** START OF Information given **

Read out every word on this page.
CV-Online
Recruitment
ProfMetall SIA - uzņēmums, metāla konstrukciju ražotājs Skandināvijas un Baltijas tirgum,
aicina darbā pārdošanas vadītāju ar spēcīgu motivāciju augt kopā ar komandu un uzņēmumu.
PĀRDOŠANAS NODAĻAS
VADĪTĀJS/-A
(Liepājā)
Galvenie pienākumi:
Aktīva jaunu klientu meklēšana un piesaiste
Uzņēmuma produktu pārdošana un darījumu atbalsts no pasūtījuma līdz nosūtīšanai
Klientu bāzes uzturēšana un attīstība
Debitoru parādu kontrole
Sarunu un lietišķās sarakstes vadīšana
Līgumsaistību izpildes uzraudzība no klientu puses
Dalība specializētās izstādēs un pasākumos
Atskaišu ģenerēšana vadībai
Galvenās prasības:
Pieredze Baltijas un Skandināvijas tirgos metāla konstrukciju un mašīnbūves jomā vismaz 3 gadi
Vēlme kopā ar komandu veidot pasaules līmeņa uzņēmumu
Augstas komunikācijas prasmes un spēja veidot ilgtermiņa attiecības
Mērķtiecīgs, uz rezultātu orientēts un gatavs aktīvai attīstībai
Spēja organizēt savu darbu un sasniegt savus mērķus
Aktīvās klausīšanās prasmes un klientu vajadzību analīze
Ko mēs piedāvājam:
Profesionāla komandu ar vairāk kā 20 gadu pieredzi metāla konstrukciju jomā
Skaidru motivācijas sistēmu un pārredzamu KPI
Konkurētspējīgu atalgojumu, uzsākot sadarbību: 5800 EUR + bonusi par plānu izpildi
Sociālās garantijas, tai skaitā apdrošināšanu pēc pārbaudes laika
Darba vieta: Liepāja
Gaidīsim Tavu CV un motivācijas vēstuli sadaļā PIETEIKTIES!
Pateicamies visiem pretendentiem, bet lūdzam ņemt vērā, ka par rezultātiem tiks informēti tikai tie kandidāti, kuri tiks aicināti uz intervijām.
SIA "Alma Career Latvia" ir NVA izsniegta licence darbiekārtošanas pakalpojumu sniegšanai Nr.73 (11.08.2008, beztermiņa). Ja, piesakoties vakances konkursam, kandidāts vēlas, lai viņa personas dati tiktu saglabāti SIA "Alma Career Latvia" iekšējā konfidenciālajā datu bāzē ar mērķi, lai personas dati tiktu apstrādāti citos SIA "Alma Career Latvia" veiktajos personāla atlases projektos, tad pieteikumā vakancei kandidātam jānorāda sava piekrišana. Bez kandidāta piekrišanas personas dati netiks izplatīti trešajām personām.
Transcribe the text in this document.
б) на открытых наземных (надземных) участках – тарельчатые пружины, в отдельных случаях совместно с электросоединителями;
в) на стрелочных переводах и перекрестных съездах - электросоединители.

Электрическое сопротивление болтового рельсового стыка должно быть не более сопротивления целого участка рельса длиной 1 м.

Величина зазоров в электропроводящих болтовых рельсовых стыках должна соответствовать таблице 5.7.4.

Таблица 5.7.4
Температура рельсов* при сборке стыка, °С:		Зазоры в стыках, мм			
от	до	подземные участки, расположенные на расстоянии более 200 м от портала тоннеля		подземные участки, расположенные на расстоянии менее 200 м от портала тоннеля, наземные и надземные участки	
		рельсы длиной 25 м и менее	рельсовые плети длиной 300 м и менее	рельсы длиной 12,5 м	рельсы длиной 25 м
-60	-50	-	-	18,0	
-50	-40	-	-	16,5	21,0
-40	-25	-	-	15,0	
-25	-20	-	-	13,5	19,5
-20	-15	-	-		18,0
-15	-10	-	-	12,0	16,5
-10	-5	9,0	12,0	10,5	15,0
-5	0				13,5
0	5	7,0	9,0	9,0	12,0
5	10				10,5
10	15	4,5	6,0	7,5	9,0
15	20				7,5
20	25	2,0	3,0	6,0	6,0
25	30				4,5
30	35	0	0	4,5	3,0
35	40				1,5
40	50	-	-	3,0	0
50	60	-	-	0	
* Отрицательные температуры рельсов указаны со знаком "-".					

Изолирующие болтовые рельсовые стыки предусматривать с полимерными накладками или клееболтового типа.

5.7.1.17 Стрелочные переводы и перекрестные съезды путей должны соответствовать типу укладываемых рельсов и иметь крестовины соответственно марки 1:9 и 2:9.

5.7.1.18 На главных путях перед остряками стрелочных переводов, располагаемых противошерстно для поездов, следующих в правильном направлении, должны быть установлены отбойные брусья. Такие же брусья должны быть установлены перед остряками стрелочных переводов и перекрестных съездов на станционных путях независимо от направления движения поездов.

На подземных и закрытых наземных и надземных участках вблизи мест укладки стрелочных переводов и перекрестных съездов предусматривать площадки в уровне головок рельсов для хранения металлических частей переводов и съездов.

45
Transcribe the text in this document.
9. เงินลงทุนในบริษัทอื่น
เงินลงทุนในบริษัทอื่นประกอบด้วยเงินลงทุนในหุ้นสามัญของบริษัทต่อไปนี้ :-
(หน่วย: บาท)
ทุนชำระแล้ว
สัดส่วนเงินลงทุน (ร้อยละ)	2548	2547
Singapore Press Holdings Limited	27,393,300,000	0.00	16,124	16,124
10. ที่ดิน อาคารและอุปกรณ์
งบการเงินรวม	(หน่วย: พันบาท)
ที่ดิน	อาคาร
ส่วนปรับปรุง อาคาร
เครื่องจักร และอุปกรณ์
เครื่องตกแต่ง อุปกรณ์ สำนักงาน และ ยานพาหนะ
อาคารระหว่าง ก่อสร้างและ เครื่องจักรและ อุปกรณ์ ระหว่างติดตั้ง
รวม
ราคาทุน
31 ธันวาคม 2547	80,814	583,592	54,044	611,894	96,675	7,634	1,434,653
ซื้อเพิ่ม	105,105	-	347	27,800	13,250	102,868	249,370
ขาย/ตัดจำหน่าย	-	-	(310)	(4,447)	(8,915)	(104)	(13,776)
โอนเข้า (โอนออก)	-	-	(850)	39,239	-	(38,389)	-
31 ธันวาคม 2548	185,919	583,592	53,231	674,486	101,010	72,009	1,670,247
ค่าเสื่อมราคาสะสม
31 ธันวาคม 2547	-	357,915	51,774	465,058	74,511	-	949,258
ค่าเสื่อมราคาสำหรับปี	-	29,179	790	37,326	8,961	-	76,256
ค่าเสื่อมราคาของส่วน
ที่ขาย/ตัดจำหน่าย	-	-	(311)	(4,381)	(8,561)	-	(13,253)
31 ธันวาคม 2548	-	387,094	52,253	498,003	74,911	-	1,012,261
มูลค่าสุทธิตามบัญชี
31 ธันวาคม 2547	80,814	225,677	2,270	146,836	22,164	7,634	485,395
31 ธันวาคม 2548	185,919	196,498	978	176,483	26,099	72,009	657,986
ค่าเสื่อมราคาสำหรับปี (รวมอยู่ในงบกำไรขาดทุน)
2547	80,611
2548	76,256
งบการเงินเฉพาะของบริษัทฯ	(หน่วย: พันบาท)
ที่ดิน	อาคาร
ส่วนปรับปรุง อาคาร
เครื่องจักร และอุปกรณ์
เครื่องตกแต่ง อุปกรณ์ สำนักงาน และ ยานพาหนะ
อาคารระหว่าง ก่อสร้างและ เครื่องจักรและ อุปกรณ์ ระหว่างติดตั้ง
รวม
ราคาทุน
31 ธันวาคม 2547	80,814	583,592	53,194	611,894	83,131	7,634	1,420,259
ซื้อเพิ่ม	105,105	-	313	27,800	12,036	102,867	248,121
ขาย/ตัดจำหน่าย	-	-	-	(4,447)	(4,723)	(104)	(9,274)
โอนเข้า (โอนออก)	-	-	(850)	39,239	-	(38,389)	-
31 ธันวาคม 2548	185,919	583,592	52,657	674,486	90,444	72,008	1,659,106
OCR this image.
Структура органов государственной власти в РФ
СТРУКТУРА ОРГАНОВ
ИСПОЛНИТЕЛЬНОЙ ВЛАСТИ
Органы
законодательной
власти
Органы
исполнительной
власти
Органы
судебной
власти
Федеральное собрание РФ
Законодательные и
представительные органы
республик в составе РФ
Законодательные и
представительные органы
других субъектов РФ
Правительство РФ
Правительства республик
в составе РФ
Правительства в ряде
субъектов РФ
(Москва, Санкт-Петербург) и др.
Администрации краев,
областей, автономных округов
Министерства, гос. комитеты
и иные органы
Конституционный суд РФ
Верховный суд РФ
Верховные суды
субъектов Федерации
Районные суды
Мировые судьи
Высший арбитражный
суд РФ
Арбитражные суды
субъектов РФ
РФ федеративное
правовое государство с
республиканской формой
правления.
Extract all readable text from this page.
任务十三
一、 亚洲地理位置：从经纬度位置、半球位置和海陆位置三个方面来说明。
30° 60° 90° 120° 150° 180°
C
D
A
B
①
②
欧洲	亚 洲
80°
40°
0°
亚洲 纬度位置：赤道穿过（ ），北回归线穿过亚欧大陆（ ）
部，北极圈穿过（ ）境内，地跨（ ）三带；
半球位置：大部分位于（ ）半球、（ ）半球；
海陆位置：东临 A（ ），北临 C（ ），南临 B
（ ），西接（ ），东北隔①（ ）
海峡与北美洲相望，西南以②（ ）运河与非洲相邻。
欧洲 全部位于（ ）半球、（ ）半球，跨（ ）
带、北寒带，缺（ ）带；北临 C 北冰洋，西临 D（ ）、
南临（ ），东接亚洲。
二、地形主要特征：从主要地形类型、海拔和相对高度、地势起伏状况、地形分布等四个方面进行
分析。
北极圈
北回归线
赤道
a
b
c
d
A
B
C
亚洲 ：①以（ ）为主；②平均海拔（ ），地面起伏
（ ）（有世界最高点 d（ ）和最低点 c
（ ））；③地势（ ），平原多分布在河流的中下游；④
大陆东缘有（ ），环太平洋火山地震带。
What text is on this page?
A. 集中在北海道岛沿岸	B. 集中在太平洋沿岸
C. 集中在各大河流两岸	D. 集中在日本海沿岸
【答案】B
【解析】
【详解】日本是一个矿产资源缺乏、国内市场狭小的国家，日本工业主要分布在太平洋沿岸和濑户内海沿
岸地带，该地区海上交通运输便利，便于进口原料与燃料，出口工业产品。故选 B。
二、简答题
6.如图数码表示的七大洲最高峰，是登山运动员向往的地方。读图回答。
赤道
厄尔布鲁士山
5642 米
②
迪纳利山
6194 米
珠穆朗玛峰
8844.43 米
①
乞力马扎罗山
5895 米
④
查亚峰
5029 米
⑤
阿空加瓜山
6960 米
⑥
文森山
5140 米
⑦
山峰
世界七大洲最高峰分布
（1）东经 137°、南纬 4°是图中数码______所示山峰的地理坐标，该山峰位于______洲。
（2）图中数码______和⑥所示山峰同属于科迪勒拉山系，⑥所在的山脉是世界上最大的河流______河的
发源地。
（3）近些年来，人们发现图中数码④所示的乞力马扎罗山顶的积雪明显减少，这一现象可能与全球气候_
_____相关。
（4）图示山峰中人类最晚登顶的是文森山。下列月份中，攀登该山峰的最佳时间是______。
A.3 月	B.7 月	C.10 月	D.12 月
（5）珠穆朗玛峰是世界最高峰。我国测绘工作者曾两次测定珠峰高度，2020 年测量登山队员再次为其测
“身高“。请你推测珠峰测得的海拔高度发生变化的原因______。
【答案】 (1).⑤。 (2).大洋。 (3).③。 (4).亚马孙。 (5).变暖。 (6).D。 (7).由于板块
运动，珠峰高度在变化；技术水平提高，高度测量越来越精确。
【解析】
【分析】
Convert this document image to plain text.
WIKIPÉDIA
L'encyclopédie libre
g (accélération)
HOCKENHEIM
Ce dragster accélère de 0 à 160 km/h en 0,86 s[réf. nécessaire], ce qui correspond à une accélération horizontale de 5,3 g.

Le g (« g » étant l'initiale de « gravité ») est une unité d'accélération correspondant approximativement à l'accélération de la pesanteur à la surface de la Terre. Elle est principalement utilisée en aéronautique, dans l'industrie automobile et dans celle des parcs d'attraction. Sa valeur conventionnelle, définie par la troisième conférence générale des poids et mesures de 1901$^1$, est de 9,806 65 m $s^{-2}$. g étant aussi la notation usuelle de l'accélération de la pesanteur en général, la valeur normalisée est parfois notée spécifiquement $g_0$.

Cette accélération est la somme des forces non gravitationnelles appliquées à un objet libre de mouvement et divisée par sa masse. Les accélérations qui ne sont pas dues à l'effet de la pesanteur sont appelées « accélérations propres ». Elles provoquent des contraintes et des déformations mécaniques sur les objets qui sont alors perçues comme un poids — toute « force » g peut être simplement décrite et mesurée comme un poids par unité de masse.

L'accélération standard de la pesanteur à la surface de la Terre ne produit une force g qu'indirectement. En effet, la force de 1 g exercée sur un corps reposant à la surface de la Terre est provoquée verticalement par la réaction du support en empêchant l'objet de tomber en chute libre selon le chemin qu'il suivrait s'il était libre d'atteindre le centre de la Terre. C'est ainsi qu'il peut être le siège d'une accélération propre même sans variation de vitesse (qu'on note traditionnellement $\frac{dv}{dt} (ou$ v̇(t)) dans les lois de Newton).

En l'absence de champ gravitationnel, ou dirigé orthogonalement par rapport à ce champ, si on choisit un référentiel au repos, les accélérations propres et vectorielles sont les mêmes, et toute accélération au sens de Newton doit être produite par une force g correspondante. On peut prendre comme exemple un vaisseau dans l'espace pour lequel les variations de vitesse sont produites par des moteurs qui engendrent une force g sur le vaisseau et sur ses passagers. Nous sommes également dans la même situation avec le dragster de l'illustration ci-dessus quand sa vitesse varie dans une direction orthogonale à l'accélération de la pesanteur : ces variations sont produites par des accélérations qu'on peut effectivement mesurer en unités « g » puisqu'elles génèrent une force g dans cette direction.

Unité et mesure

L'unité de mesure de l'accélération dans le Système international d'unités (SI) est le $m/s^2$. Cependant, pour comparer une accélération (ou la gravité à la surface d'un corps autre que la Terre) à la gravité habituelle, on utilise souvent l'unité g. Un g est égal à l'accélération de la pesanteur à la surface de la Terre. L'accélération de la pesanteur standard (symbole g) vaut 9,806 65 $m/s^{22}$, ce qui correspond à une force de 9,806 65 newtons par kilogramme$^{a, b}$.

** END OF Information given **

Reproduce every line from the entries that holds the word "นบาท".

งบการเงินรวม	(หน่วย: พันบาท)
งบการเงินเฉพาะของบริษัทฯ	(หน่วย: พันบาท)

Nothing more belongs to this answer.